** INSTRUCTION **
Search the material for the word "values" and report each line where it turns up.

** EXTRACTED ENTRIES **
.....
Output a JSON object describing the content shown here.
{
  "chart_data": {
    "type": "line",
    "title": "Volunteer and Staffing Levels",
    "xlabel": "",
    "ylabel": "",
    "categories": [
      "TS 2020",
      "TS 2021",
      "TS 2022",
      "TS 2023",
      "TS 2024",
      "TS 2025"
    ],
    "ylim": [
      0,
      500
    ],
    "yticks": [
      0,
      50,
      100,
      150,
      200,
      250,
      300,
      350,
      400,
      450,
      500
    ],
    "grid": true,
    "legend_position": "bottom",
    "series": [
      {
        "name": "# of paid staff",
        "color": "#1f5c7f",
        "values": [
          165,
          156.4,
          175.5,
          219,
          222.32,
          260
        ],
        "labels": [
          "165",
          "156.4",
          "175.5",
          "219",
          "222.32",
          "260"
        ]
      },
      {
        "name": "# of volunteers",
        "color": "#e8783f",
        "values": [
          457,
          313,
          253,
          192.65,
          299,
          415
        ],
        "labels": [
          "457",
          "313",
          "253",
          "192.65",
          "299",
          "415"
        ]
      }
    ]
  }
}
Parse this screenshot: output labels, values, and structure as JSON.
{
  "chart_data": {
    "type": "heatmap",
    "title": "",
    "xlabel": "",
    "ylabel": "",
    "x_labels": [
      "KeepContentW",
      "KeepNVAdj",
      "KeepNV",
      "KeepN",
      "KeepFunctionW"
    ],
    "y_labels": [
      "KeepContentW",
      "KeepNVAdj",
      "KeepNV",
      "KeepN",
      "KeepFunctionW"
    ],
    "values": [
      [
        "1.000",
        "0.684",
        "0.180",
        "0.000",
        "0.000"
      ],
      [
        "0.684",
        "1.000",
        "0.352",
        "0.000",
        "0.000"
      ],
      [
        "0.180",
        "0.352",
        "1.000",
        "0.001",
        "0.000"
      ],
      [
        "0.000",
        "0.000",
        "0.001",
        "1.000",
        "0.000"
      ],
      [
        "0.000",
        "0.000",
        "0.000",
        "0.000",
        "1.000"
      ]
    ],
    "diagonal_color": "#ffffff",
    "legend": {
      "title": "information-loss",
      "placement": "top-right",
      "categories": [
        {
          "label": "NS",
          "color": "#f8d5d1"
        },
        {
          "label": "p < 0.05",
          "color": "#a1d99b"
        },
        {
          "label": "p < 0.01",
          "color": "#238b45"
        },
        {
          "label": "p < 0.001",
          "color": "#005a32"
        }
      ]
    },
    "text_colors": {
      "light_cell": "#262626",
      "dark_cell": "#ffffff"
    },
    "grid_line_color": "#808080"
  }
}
.....
** EXERCISE SOLUTION **
        "values": [
        "values": [
Parse this screenshot: output labels, values, and structure as JSON.
    "values": [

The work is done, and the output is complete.